Task instructions: Using the data beneath, show every line that includes the word "Valparaíso".
>> Begin Data extract
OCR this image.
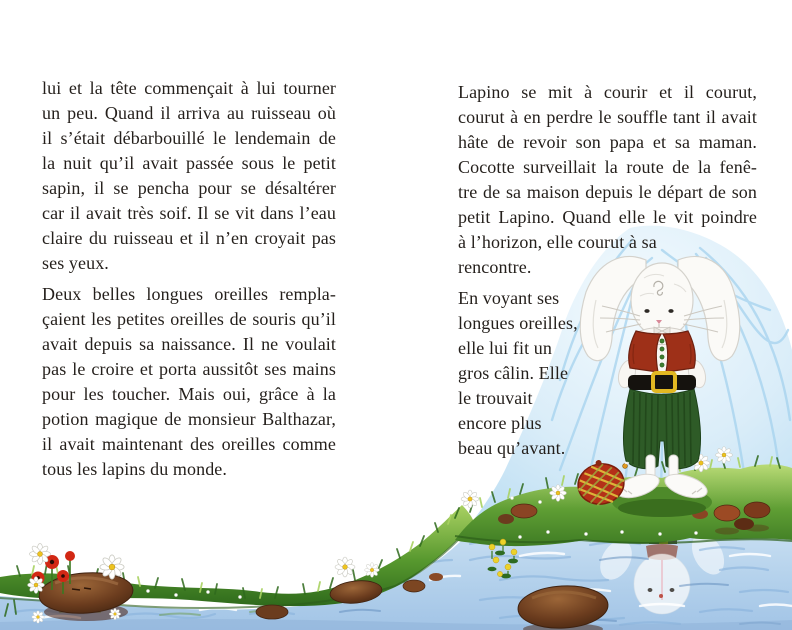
lui et la tête commençait à lui tourner
un peu. Quand il arriva au ruisseau où
il s’était débarbouillé le lendemain de
la nuit qu’il avait passée sous le petit
sapin, il se pencha pour se désaltérer
car il avait très soif. Il se vit dans l’eau
claire du ruisseau et il n’en croyait pas
ses yeux.
Deux belles longues oreilles rempla-
çaient les petites oreilles de souris qu’il
avait depuis sa naissance. Il ne voulait
pas le croire et porta aussitôt ses mains
pour les toucher. Mais oui, grâce à la
potion magique de monsieur Balthazar,
il avait maintenant des oreilles comme
tous les lapins du monde.
Lapino se mit à courir et il courut,
courut à en perdre le souffle tant il avait
hâte de revoir son papa et sa maman.
Cocotte surveillait la route de la fenê-
tre de sa maison depuis le départ de son
petit Lapino. Quand elle le vit poindre
à l’horizon, elle courut à sa
rencontre.
En voyant ses
longues oreilles,
elle lui fit un
gros câlin. Elle
le trouvait
encore plus
beau qu’avant.
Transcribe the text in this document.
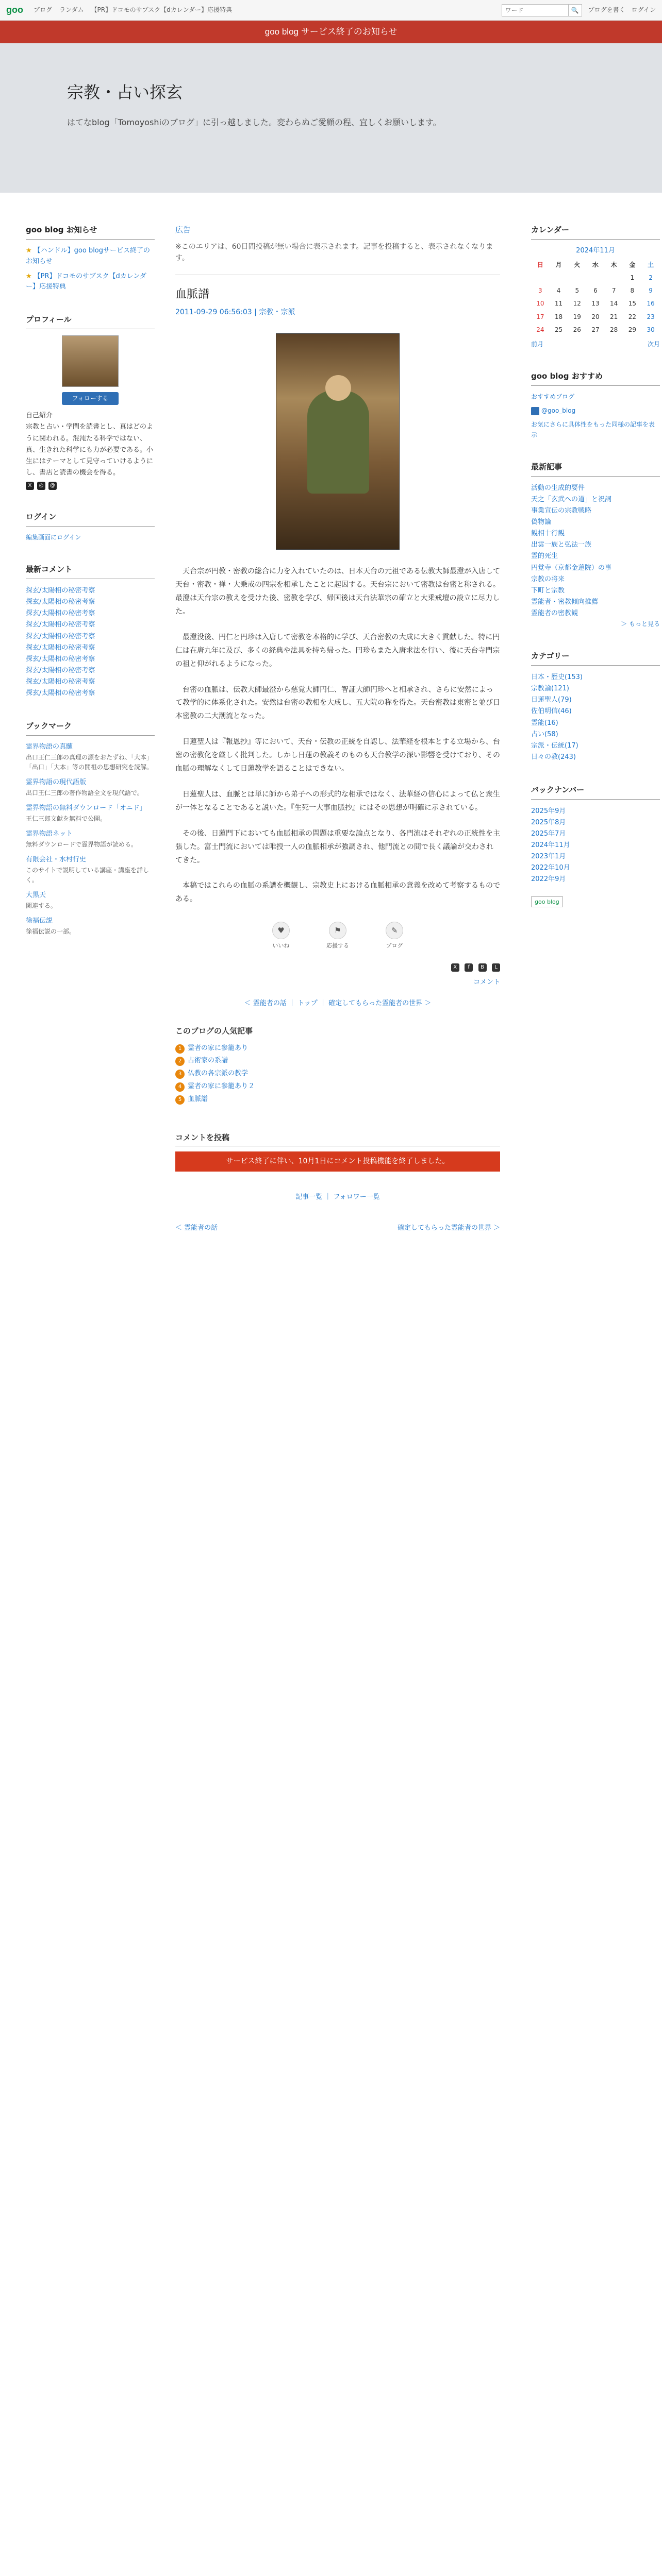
goo ブログ ランダム 【PR】ドコモのサブスク【dカレンダー】応援特典
ワード	🔍	ブログを書く ログイン
goo blog サービス終了のお知らせ
宗教・占い探玄
はてなblog「Tomoyoshiのブログ」に引っ越しました。変わらぬご愛顧の程、宜しくお願いします。
goo blog お知らせ
★ 【ハンドル】goo blogサービス終了のお知らせ
★ 【PR】ドコモのサブスク【dカレンダー】応援特典
プロフィール
フォローする
自己紹介
宗教と占い・学問を読書とし、真はどのように関われる。混沌たる科学ではない、真、生きれた科学にも力が必要である。小生にはテーマとして見守っていけるようにし、書店と読書の機会を得る。
X	◎	@
ログイン
編集画面にログイン
最新コメント
探玄/太陽相の秘密考察
探玄/太陽相の秘密考察
探玄/太陽相の秘密考察
探玄/太陽相の秘密考察
探玄/太陽相の秘密考察
探玄/太陽相の秘密考察
探玄/太陽相の秘密考察
探玄/太陽相の秘密考察
探玄/太陽相の秘密考察
探玄/太陽相の秘密考察
ブックマーク
霊界物語の真髄
出口王仁三郎の真理の源をおたずね、「大本」「出口」「大本」等の開祖の思想研究を読解。
霊界物語の現代語版
出口王仁三郎の著作物語全文を現代語で。
霊界物語の無料ダウンロード「オニド」
王仁三郎文献を無料で公開。
霊界物語ネット
無料ダウンロードで霊界物語が読める。
有限会社・水村行史
このサイトで説明している講座・講座を詳しく。
大黒天
関連する。
徐福伝説
徐福伝説の一部。
広告
※このエリアは、60日間投稿が無い場合に表示されます。記事を投稿すると、表示されなくなります。
血脈譜
2011-09-29 06:56:03 | 宗教・宗派

天台宗が円教・密教の総合に力を入れていたのは、日本天台の元祖である伝教大師最澄が入唐して天台・密教・禅・大乗戒の四宗を相承したことに起因する。天台宗において密教は台密と称される。最澄は天台宗の教えを受けた後、密教を学び、帰国後は天台法華宗の確立と大乗戒壇の設立に尽力した。

最澄没後、円仁と円珍は入唐して密教を本格的に学び、天台密教の大成に大きく貢献した。特に円仁は在唐九年に及び、多くの経典や法具を持ち帰った。円珍もまた入唐求法を行い、後に天台寺門宗の祖と仰がれるようになった。

台密の血脈は、伝教大師最澄から慈覚大師円仁、智証大師円珍へと相承され、さらに安然によって教学的に体系化された。安然は台密の教相を大成し、五大院の称を得た。天台密教は東密と並び日本密教の二大潮流となった。

日蓮聖人は『報恩抄』等において、天台・伝教の正統を自認し、法華経を根本とする立場から、台密の密教化を厳しく批判した。しかし日蓮の教義そのものも天台教学の深い影響を受けており、その血脈の理解なくして日蓮教学を語ることはできない。

日蓮聖人は、血脈とは単に師から弟子への形式的な相承ではなく、法華経の信心によって仏と衆生が一体となることであると説いた。『生死一大事血脈抄』にはその思想が明確に示されている。

その後、日蓮門下においても血脈相承の問題は重要な論点となり、各門流はそれぞれの正統性を主張した。富士門流においては唯授一人の血脈相承が強調され、他門流との間で長く議論が交わされてきた。

本稿ではこれらの血脈の系譜を概観し、宗教史上における血脈相承の意義を改めて考察するものである。

♥
いいね
⚑
応援する
✎
ブログ
X f B L
コメント
＜ 霊能者の話 ｜ トップ ｜ 確定してもらった霊能者の世界 ＞
このブログの人気記事
1 霊者の家に参籠あり
2 占術家の系譜
3 仏教の各宗派の教学
4 霊者の家に参籠あり２
5 血脈譜
コメントを投稿
サービス終了に伴い、10月1日にコメント投稿機能を終了しました。
記事一覧 ｜ フォロワー一覧
＜ 霊能者の話	確定してもらった霊能者の世界 ＞
カレンダー
2024年11月
日	月	火	水	木	金	土
					1	2
3	4	5	6	7	8	9
10	11	12	13	14	15	16
17	18	19	20	21	22	23
24	25	26	27	28	29	30
前月	次月
goo blog おすすめ
おすすめブログ
@goo_blog
お気にさらに具体性をもった同様の記事を表示
最新記事
活動の生成的要件
天之「玄武への道」と祝詞
事業宣伝の宗教戦略
偽物論
観相十行観
出雲一族と弘法一族
霊的死生
円覚寺（京都金蓮院）の事
宗教の将来
下町と宗教
霊能者・密教傾向推薦
霊能者の密教観
＞ もっと見る
カテゴリー
日本・歴史(153)
宗教論(121)
日蓮聖人(79)
佐伯明信(46)
霊能(16)
占い(58)
宗派・伝統(17)
日々の教(243)
バックナンバー
2025年9月
2025年8月
2025年7月
2024年11月
2023年1月
2022年10月
2022年9月
goo blog
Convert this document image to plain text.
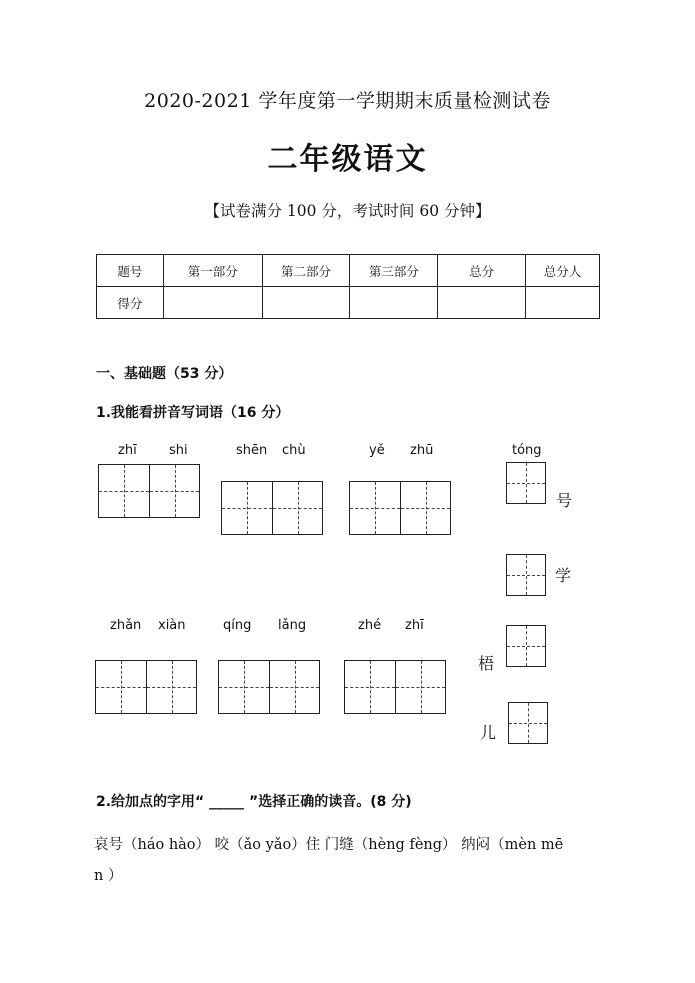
2020-2021 学年度第一学期期末质量检测试卷
二年级语文
【试卷满分 100 分，考试时间 60 分钟】
题号	第一部分	第二部分	第三部分	总分	总分人
得分					
一、基础题（53 分）
1.我能看拼音写词语（16 分）
zhī shi	shēn chù	yě zhū	tóng
号
学
梧
儿
zhǎn xiàn	qíng lǎng	zhé zhī
2.给加点的字用“ _____ ”选择正确的读音。(8 分)
哀号（háo hào） 咬（ǎo yǎo）住 门缝（hèng fèng） 纳闷（mèn mē
n ）
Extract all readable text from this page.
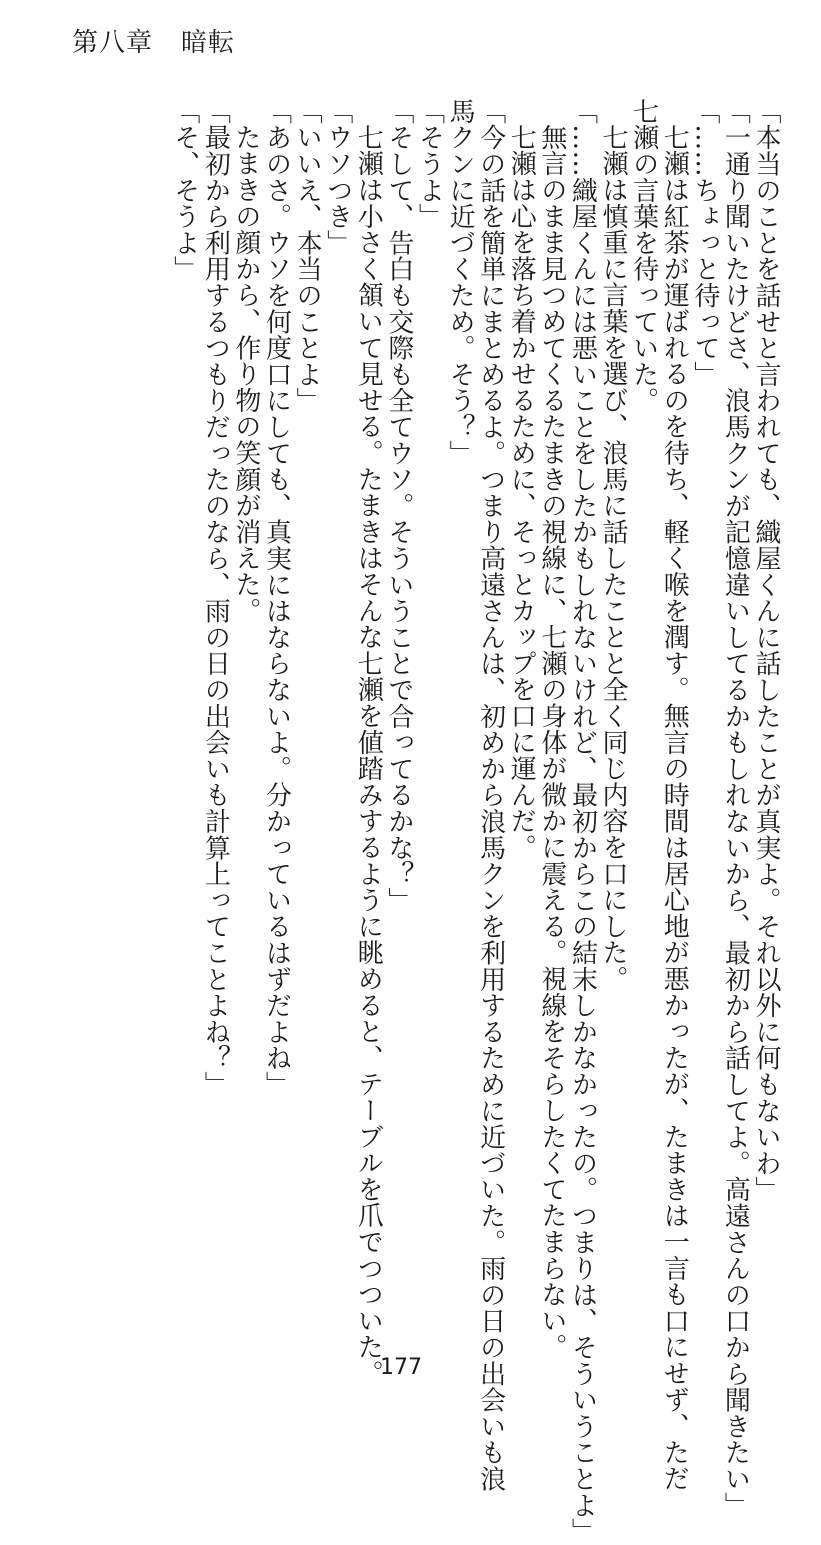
第八章 暗転

「本当のことを話せと言われても、織屋くんに話したことが真実よ。それ以外に何もないわ」

「一通り聞いたけどさ、浪馬クンが記憶違いしてるかもしれないから、最初から話してよ。高遠さんの口から聞きたい」

「……ちょっと待って」

七瀬は紅茶が運ばれるのを待ち、軽く喉を潤す。無言の時間は居心地が悪かったが、たまきは一言も口にせず、ただ

七瀬の言葉を待っていた。

七瀬は慎重に言葉を選び、浪馬に話したことと全く同じ内容を口にした。

「……織屋くんには悪いことをしたかもしれないけれど、最初からこの結末しかなかったの。つまりは、そういうことよ」

無言のまま見つめてくるたまきの視線に、七瀬の身体が微かに震える。視線をそらしたくてたまらない。

七瀬は心を落ち着かせるために、そっとカップを口に運んだ。

「今の話を簡単にまとめるよ。つまり高遠さんは、初めから浪馬クンを利用するために近づいた。雨の日の出会いも浪

馬クンに近づくため。そう？」

「そうよ」

「そして、告白も交際も全てウソ。そういうことで合ってるかな？」

七瀬は小さく頷いて見せる。たまきはそんな七瀬を値踏みするように眺めると、テーブルを爪でつついた。

「ウソつき」

「いいえ、本当のことよ」

「あのさ。ウソを何度口にしても、真実にはならないよ。分かっているはずだよね」

たまきの顔から、作り物の笑顔が消えた。

「最初から利用するつもりだったのなら、雨の日の出会いも計算上ってことよね？」

「そ、そうよ」

177
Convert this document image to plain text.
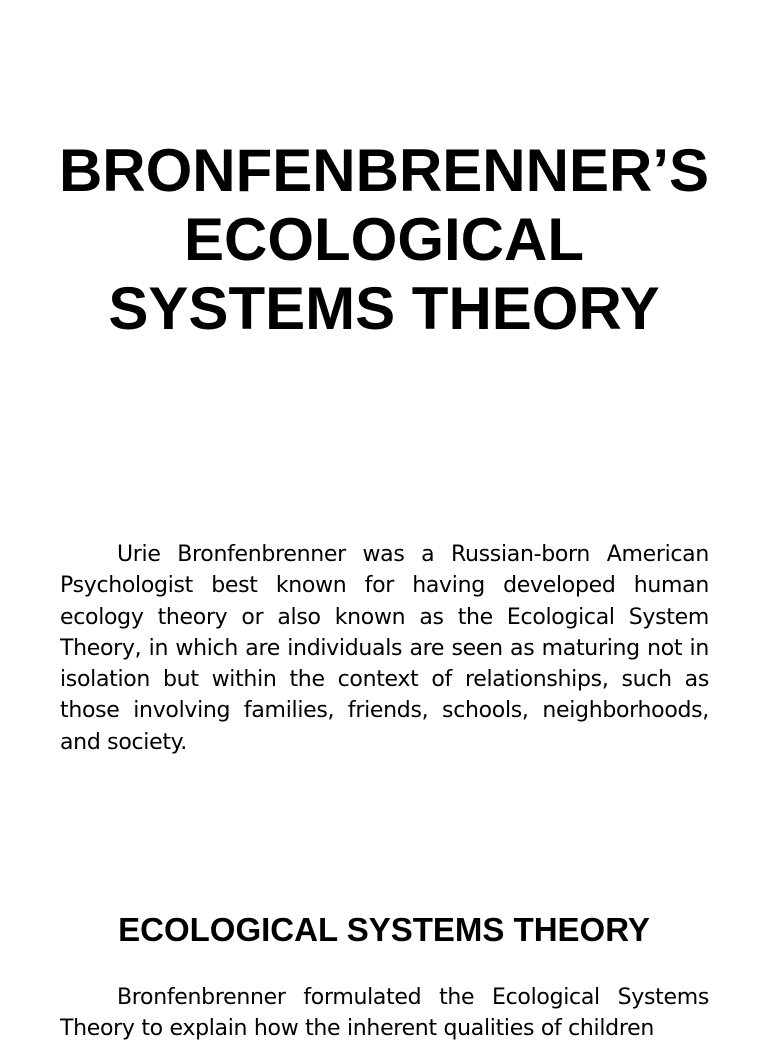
BRONFENBRENNER’S
ECOLOGICAL
SYSTEMS THEORY

Urie Bronfenbrenner was a Russian-born American Psychologist best known for having developed human ecology theory or also known as the Ecological System Theory, in which are individuals are seen as maturing not in isolation but within the context of relationships, such as those involving families, friends, schools, neighborhoods, and society.

ECOLOGICAL SYSTEMS THEORY

Bronfenbrenner formulated the Ecological Systems Theory to explain how the inherent qualities of children
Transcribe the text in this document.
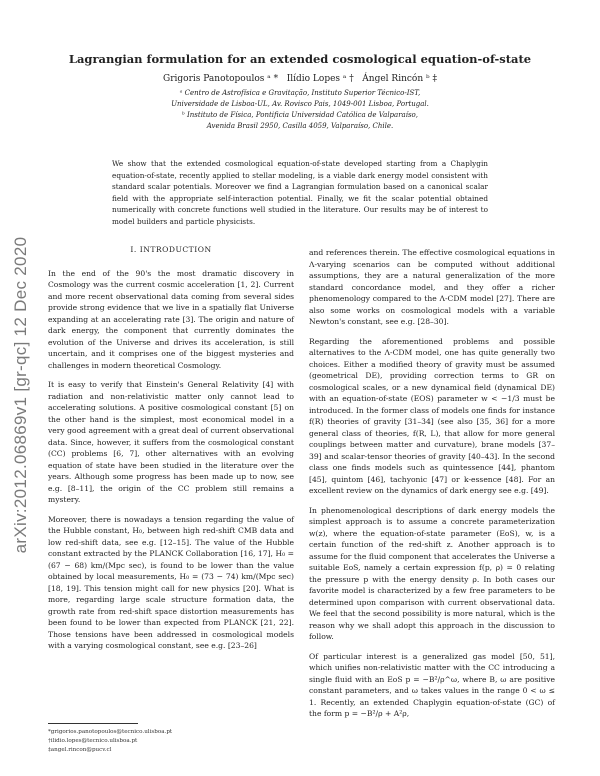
arXiv:2012.06869v1 [gr-qc] 12 Dec 2020
Lagrangian formulation for an extended cosmological equation-of-state
Grigoris Panotopoulos ᵃ *   Ilídio Lopes ᵃ †   Ángel Rincón ᵇ ‡
ᵃ Centro de Astrofísica e Gravitação, Instituto Superior Técnico-IST,
Universidade de Lisboa-UL, Av. Rovisco Pais, 1049-001 Lisboa, Portugal.
ᵇ Instituto de Física, Pontificia Universidad Católica de Valparaíso,
Avenida Brasil 2950, Casilla 4059, Valparaíso, Chile.
We show that the extended cosmological equation-of-state developed starting from a Chaplygin equation-of-state, recently applied to stellar modeling, is a viable dark energy model consistent with standard scalar potentials. Moreover we find a Lagrangian formulation based on a canonical scalar field with the appropriate self-interaction potential. Finally, we fit the scalar potential obtained numerically with concrete functions well studied in the literature. Our results may be of interest to model builders and particle physicists.
I. INTRODUCTION

In the end of the 90's the most dramatic discovery in Cosmology was the current cosmic acceleration [1, 2]. Current and more recent observational data coming from several sides provide strong evidence that we live in a spatially flat Universe expanding at an accelerating rate [3]. The origin and nature of dark energy, the component that currently dominates the evolution of the Universe and drives its acceleration, is still uncertain, and it comprises one of the biggest mysteries and challenges in modern theoretical Cosmology.

It is easy to verify that Einstein's General Relativity [4] with radiation and non-relativistic matter only cannot lead to accelerating solutions. A positive cosmological constant [5] on the other hand is the simplest, most economical model in a very good agreement with a great deal of current observational data. Since, however, it suffers from the cosmological constant (CC) problems [6, 7], other alternatives with an evolving equation of state have been studied in the literature over the years. Although some progress has been made up to now, see e.g. [8–11], the origin of the CC problem still remains a mystery.

Moreover, there is nowadays a tension regarding the value of the Hubble constant, H₀, between high red-shift CMB data and low red-shift data, see e.g. [12–15]. The value of the Hubble constant extracted by the PLANCK Collaboration [16, 17], H₀ = (67 − 68) km/(Mpc sec), is found to be lower than the value obtained by local measurements, H₀ = (73 − 74) km/(Mpc sec) [18, 19]. This tension might call for new physics [20]. What is more, regarding large scale structure formation data, the growth rate from red-shift space distortion measurements has been found to be lower than expected from PLANCK [21, 22]. Those tensions have been addressed in cosmological models with a varying cosmological constant, see e.g. [23–26]

and references therein. The effective cosmological equations in Λ-varying scenarios can be computed without additional assumptions, they are a natural generalization of the more standard concordance model, and they offer a richer phenomenology compared to the Λ-CDM model [27]. There are also some works on cosmological models with a variable Newton's constant, see e.g. [28–30].

Regarding the aforementioned problems and possible alternatives to the Λ-CDM model, one has quite generally two choices. Either a modified theory of gravity must be assumed (geometrical DE), providing correction terms to GR on cosmological scales, or a new dynamical field (dynamical DE) with an equation-of-state (EOS) parameter w < −1/3 must be introduced. In the former class of models one finds for instance f(R) theories of gravity [31–34] (see also [35, 36] for a more general class of theories, f(R, L), that allow for more general couplings between matter and curvature), brane models [37–39] and scalar-tensor theories of gravity [40–43]. In the second class one finds models such as quintessence [44], phantom [45], quintom [46], tachyonic [47] or k-essence [48]. For an excellent review on the dynamics of dark energy see e.g. [49].

In phenomenological descriptions of dark energy models the simplest approach is to assume a concrete parameterization w(z), where the equation-of-state parameter (EoS), w, is a certain function of the red-shift z. Another approach is to assume for the fluid component that accelerates the Universe a suitable EoS, namely a certain expression f(p, ρ) = 0 relating the pressure p with the energy density ρ. In both cases our favorite model is characterized by a few free parameters to be determined upon comparison with current observational data. We feel that the second possibility is more natural, which is the reason why we shall adopt this approach in the discussion to follow.

Of particular interest is a generalized gas model [50, 51], which unifies non-relativistic matter with the CC introducing a single fluid with an EoS p = −B²/ρ^ω, where B, ω are positive constant parameters, and ω takes values in the range 0 < ω ≤ 1. Recently, an extended Chaplygin equation-of-state (GC) of the form p = −B²/ρ + A²ρ,

*grigorios.panotopoulos@tecnico.ulisboa.pt
†ilidio.lopes@tecnico.ulisboa.pt
‡angel.rincon@pucv.cl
>> End Data extract
Finished task:
ᵇ Instituto de Física, Pontificia Universidad Católica de Valparaíso,
Avenida Brasil 2950, Casilla 4059, Valparaíso, Chile.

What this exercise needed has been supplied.